## INSTRUCTION
Drop the pictures from the entries below, then reproduce the rest exactly.

## ENTRIES PROVIDED

--*--

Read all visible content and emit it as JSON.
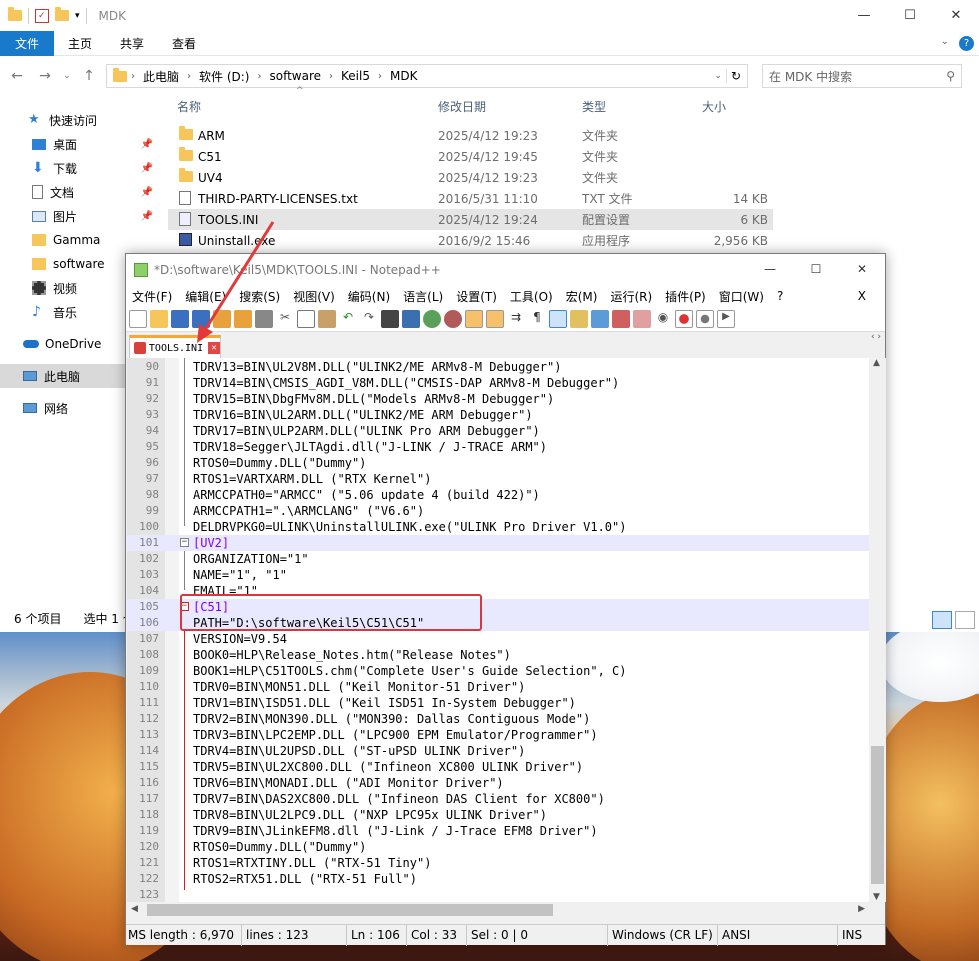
{
  "explorer": {
    "title": "MDK",
    "ribbon_tabs": [
      "文件",
      "主页",
      "共享",
      "查看"
    ],
    "breadcrumb": [
      "此电脑",
      "软件 (D:)",
      "software",
      "Keil5",
      "MDK"
    ],
    "search_placeholder": "在 MDK 中搜索",
    "columns": {
      "name": "名称",
      "date": "修改日期",
      "type": "类型",
      "size": "大小"
    },
    "sidebar": [
      {
        "label": "快速访问",
        "icon": "star-icon"
      },
      {
        "label": "桌面",
        "icon": "desktop-icon"
      },
      {
        "label": "下载",
        "icon": "download-icon"
      },
      {
        "label": "文档",
        "icon": "document-icon"
      },
      {
        "label": "图片",
        "icon": "picture-icon"
      },
      {
        "label": "Gamma",
        "icon": "folder-icon"
      },
      {
        "label": "software",
        "icon": "folder-icon"
      },
      {
        "label": "视频",
        "icon": "video-icon"
      },
      {
        "label": "音乐",
        "icon": "music-icon"
      },
      {
        "label": "OneDrive",
        "icon": "cloud-icon"
      },
      {
        "label": "此电脑",
        "icon": "computer-icon"
      },
      {
        "label": "网络",
        "icon": "network-icon"
      }
    ],
    "files": [
      {
        "name": "ARM",
        "date": "2025/4/12 19:23",
        "type": "文件夹",
        "size": ""
      },
      {
        "name": "C51",
        "date": "2025/4/12 19:45",
        "type": "文件夹",
        "size": ""
      },
      {
        "name": "UV4",
        "date": "2025/4/12 19:23",
        "type": "文件夹",
        "size": ""
      },
      {
        "name": "THIRD-PARTY-LICENSES.txt",
        "date": "2016/5/31 11:10",
        "type": "TXT 文件",
        "size": "14 KB"
      },
      {
        "name": "TOOLS.INI",
        "date": "2025/4/12 19:24",
        "type": "配置设置",
        "size": "6 KB"
      },
      {
        "name": "Uninstall.exe",
        "date": "2016/9/2 15:46",
        "type": "应用程序",
        "size": "2,956 KB"
      }
    ],
    "status": {
      "count": "6 个项目",
      "selected": "选中 1 个"
    }
  },
  "npp": {
    "title": "*D:\\software\\Keil5\\MDK\\TOOLS.INI - Notepad++",
    "menu": [
      "文件(F)",
      "编辑(E)",
      "搜索(S)",
      "视图(V)",
      "编码(N)",
      "语言(L)",
      "设置(T)",
      "工具(O)",
      "宏(M)",
      "运行(R)",
      "插件(P)",
      "窗口(W)",
      "?"
    ],
    "close_x": "X",
    "tab_label": "TOOLS.INI",
    "lines": [
      {
        "n": "90",
        "t": "TDRV13=BIN\\UL2V8M.DLL(\"ULINK2/ME ARMv8-M Debugger\")"
      },
      {
        "n": "91",
        "t": "TDRV14=BIN\\CMSIS_AGDI_V8M.DLL(\"CMSIS-DAP ARMv8-M Debugger\")"
      },
      {
        "n": "92",
        "t": "TDRV15=BIN\\DbgFMv8M.DLL(\"Models ARMv8-M Debugger\")"
      },
      {
        "n": "93",
        "t": "TDRV16=BIN\\UL2ARM.DLL(\"ULINK2/ME ARM Debugger\")"
      },
      {
        "n": "94",
        "t": "TDRV17=BIN\\ULP2ARM.DLL(\"ULINK Pro ARM Debugger\")"
      },
      {
        "n": "95",
        "t": "TDRV18=Segger\\JLTAgdi.dll(\"J-LINK / J-TRACE ARM\")"
      },
      {
        "n": "96",
        "t": "RTOS0=Dummy.DLL(\"Dummy\")"
      },
      {
        "n": "97",
        "t": "RTOS1=VARTXARM.DLL (\"RTX Kernel\")"
      },
      {
        "n": "98",
        "t": "ARMCCPATH0=\"ARMCC\" (\"5.06 update 4 (build 422)\")"
      },
      {
        "n": "99",
        "t": "ARMCCPATH1=\".\\ARMCLANG\" (\"V6.6\")"
      },
      {
        "n": "100",
        "t": "DELDRVPKG0=ULINK\\UninstallULINK.exe(\"ULINK Pro Driver V1.0\")"
      },
      {
        "n": "101",
        "t": "[UV2]"
      },
      {
        "n": "102",
        "t": "ORGANIZATION=\"1\""
      },
      {
        "n": "103",
        "t": "NAME=\"1\", \"1\""
      },
      {
        "n": "104",
        "t": "EMAIL=\"1\""
      },
      {
        "n": "105",
        "t": "[C51]"
      },
      {
        "n": "106",
        "t": "PATH=\"D:\\software\\Keil5\\C51\\C51\""
      },
      {
        "n": "107",
        "t": "VERSION=V9.54"
      },
      {
        "n": "108",
        "t": "BOOK0=HLP\\Release_Notes.htm(\"Release Notes\")"
      },
      {
        "n": "109",
        "t": "BOOK1=HLP\\C51TOOLS.chm(\"Complete User's Guide Selection\", C)"
      },
      {
        "n": "110",
        "t": "TDRV0=BIN\\MON51.DLL (\"Keil Monitor-51 Driver\")"
      },
      {
        "n": "111",
        "t": "TDRV1=BIN\\ISD51.DLL (\"Keil ISD51 In-System Debugger\")"
      },
      {
        "n": "112",
        "t": "TDRV2=BIN\\MON390.DLL (\"MON390: Dallas Contiguous Mode\")"
      },
      {
        "n": "113",
        "t": "TDRV3=BIN\\LPC2EMP.DLL (\"LPC900 EPM Emulator/Programmer\")"
      },
      {
        "n": "114",
        "t": "TDRV4=BIN\\UL2UPSD.DLL (\"ST-uPSD ULINK Driver\")"
      },
      {
        "n": "115",
        "t": "TDRV5=BIN\\UL2XC800.DLL (\"Infineon XC800 ULINK Driver\")"
      },
      {
        "n": "116",
        "t": "TDRV6=BIN\\MONADI.DLL (\"ADI Monitor Driver\")"
      },
      {
        "n": "117",
        "t": "TDRV7=BIN\\DAS2XC800.DLL (\"Infineon DAS Client for XC800\")"
      },
      {
        "n": "118",
        "t": "TDRV8=BIN\\UL2LPC9.DLL (\"NXP LPC95x ULINK Driver\")"
      },
      {
        "n": "119",
        "t": "TDRV9=BIN\\JLinkEFM8.dll (\"J-Link / J-Trace EFM8 Driver\")"
      },
      {
        "n": "120",
        "t": "RTOS0=Dummy.DLL(\"Dummy\")"
      },
      {
        "n": "121",
        "t": "RTOS1=RTXTINY.DLL (\"RTX-51 Tiny\")"
      },
      {
        "n": "122",
        "t": "RTOS2=RTX51.DLL (\"RTX-51 Full\")"
      },
      {
        "n": "123",
        "t": ""
      }
    ],
    "status": {
      "length": "MS length : 6,970",
      "lines": "lines : 123",
      "ln": "Ln : 106",
      "col": "Col : 33",
      "sel": "Sel : 0 | 0",
      "eol": "Windows (CR LF)",
      "enc": "ANSI",
      "ins": "INS"
    }
  },
  "colors": {
    "accent": "#1979ca",
    "highlight": "#d9363e",
    "section": "#8000ff"
  }
}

--*--

## EXERCISE OUTPUT
Read all visible content and emit it as JSON.
{
  "explorer": {
    "title": "MDK",
    "ribbon_tabs": [
      "文件",
      "主页",
      "共享",
      "查看"
    ],
    "breadcrumb": [
      "此电脑",
      "软件 (D:)",
      "software",
      "Keil5",
      "MDK"
    ],
    "search_placeholder": "在 MDK 中搜索",
    "columns": {
      "name": "名称",
      "date": "修改日期",
      "type": "类型",
      "size": "大小"
    },
    "sidebar": [
      {
        "label": "快速访问",
        "icon": "star-icon"
      },
      {
        "label": "桌面",
        "icon": "desktop-icon"
      },
      {
        "label": "下载",
        "icon": "download-icon"
      },
      {
        "label": "文档",
        "icon": "document-icon"
      },
      {
        "label": "图片",
        "icon": "picture-icon"
      },
      {
        "label": "Gamma",
        "icon": "folder-icon"
      },
      {
        "label": "software",
        "icon": "folder-icon"
      },
      {
        "label": "视频",
        "icon": "video-icon"
      },
      {
        "label": "音乐",
        "icon": "music-icon"
      },
      {
        "label": "OneDrive",
        "icon": "cloud-icon"
      },
      {
        "label": "此电脑",
        "icon": "computer-icon"
      },
      {
        "label": "网络",
        "icon": "network-icon"
      }
    ],
    "files": [
      {
        "name": "ARM",
        "date": "2025/4/12 19:23",
        "type": "文件夹",
        "size": ""
      },
      {
        "name": "C51",
        "date": "2025/4/12 19:45",
        "type": "文件夹",
        "size": ""
      },
      {
        "name": "UV4",
        "date": "2025/4/12 19:23",
        "type": "文件夹",
        "size": ""
      },
      {
        "name": "THIRD-PARTY-LICENSES.txt",
        "date": "2016/5/31 11:10",
        "type": "TXT 文件",
        "size": "14 KB"
      },
      {
        "name": "TOOLS.INI",
        "date": "2025/4/12 19:24",
        "type": "配置设置",
        "size": "6 KB"
      },
      {
        "name": "Uninstall.exe",
        "date": "2016/9/2 15:46",
        "type": "应用程序",
        "size": "2,956 KB"
      }
    ],
    "status": {
      "count": "6 个项目",
      "selected": "选中 1 个"
    }
  },
  "npp": {
    "title": "*D:\\software\\Keil5\\MDK\\TOOLS.INI - Notepad++",
    "menu": [
      "文件(F)",
      "编辑(E)",
      "搜索(S)",
      "视图(V)",
      "编码(N)",
      "语言(L)",
      "设置(T)",
      "工具(O)",
      "宏(M)",
      "运行(R)",
      "插件(P)",
      "窗口(W)",
      "?"
    ],
    "close_x": "X",
    "tab_label": "TOOLS.INI",
    "lines": [
      {
        "n": "90",
        "t": "TDRV13=BIN\\UL2V8M.DLL(\"ULINK2/ME ARMv8-M Debugger\")"
      },
      {
        "n": "91",
        "t": "TDRV14=BIN\\CMSIS_AGDI_V8M.DLL(\"CMSIS-DAP ARMv8-M Debugger\")"
      },
      {
        "n": "92",
        "t": "TDRV15=BIN\\DbgFMv8M.DLL(\"Models ARMv8-M Debugger\")"
      },
      {
        "n": "93",
        "t": "TDRV16=BIN\\UL2ARM.DLL(\"ULINK2/ME ARM Debugger\")"
      },
      {
        "n": "94",
        "t": "TDRV17=BIN\\ULP2ARM.DLL(\"ULINK Pro ARM Debugger\")"
      },
      {
        "n": "95",
        "t": "TDRV18=Segger\\JLTAgdi.dll(\"J-LINK / J-TRACE ARM\")"
      },
      {
        "n": "96",
        "t": "RTOS0=Dummy.DLL(\"Dummy\")"
      },
      {
        "n": "97",
        "t": "RTOS1=VARTXARM.DLL (\"RTX Kernel\")"
      },
      {
        "n": "98",
        "t": "ARMCCPATH0=\"ARMCC\" (\"5.06 update 4 (build 422)\")"
      },
      {
        "n": "99",
        "t": "ARMCCPATH1=\".\\ARMCLANG\" (\"V6.6\")"
      },
      {
        "n": "100",
        "t": "DELDRVPKG0=ULINK\\UninstallULINK.exe(\"ULINK Pro Driver V1.0\")"
      },
      {
        "n": "101",
        "t": "[UV2]"
      },
      {
        "n": "102",
        "t": "ORGANIZATION=\"1\""
      },
      {
        "n": "103",
        "t": "NAME=\"1\", \"1\""
      },
      {
        "n": "104",
        "t": "EMAIL=\"1\""
      },
      {
        "n": "105",
        "t": "[C51]"
      },
      {
        "n": "106",
        "t": "PATH=\"D:\\software\\Keil5\\C51\\C51\""
      },
      {
        "n": "107",
        "t": "VERSION=V9.54"
      },
      {
        "n": "108",
        "t": "BOOK0=HLP\\Release_Notes.htm(\"Release Notes\")"
      },
      {
        "n": "109",
        "t": "BOOK1=HLP\\C51TOOLS.chm(\"Complete User's Guide Selection\", C)"
      },
      {
        "n": "110",
        "t": "TDRV0=BIN\\MON51.DLL (\"Keil Monitor-51 Driver\")"
      },
      {
        "n": "111",
        "t": "TDRV1=BIN\\ISD51.DLL (\"Keil ISD51 In-System Debugger\")"
      },
      {
        "n": "112",
        "t": "TDRV2=BIN\\MON390.DLL (\"MON390: Dallas Contiguous Mode\")"
      },
      {
        "n": "113",
        "t": "TDRV3=BIN\\LPC2EMP.DLL (\"LPC900 EPM Emulator/Programmer\")"
      },
      {
        "n": "114",
        "t": "TDRV4=BIN\\UL2UPSD.DLL (\"ST-uPSD ULINK Driver\")"
      },
      {
        "n": "115",
        "t": "TDRV5=BIN\\UL2XC800.DLL (\"Infineon XC800 ULINK Driver\")"
      },
      {
        "n": "116",
        "t": "TDRV6=BIN\\MONADI.DLL (\"ADI Monitor Driver\")"
      },
      {
        "n": "117",
        "t": "TDRV7=BIN\\DAS2XC800.DLL (\"Infineon DAS Client for XC800\")"
      },
      {
        "n": "118",
        "t": "TDRV8=BIN\\UL2LPC9.DLL (\"NXP LPC95x ULINK Driver\")"
      },
      {
        "n": "119",
        "t": "TDRV9=BIN\\JLinkEFM8.dll (\"J-Link / J-Trace EFM8 Driver\")"
      },
      {
        "n": "120",
        "t": "RTOS0=Dummy.DLL(\"Dummy\")"
      },
      {
        "n": "121",
        "t": "RTOS1=RTXTINY.DLL (\"RTX-51 Tiny\")"
      },
      {
        "n": "122",
        "t": "RTOS2=RTX51.DLL (\"RTX-51 Full\")"
      },
      {
        "n": "123",
        "t": ""
      }
    ],
    "status": {
      "length": "MS length : 6,970",
      "lines": "lines : 123",
      "ln": "Ln : 106",
      "col": "Col : 33",
      "sel": "Sel : 0 | 0",
      "eol": "Windows (CR LF)",
      "enc": "ANSI",
      "ins": "INS"
    }
  },
  "colors": {
    "accent": "#1979ca",
    "highlight": "#d9363e",
    "section": "#8000ff"
  }
}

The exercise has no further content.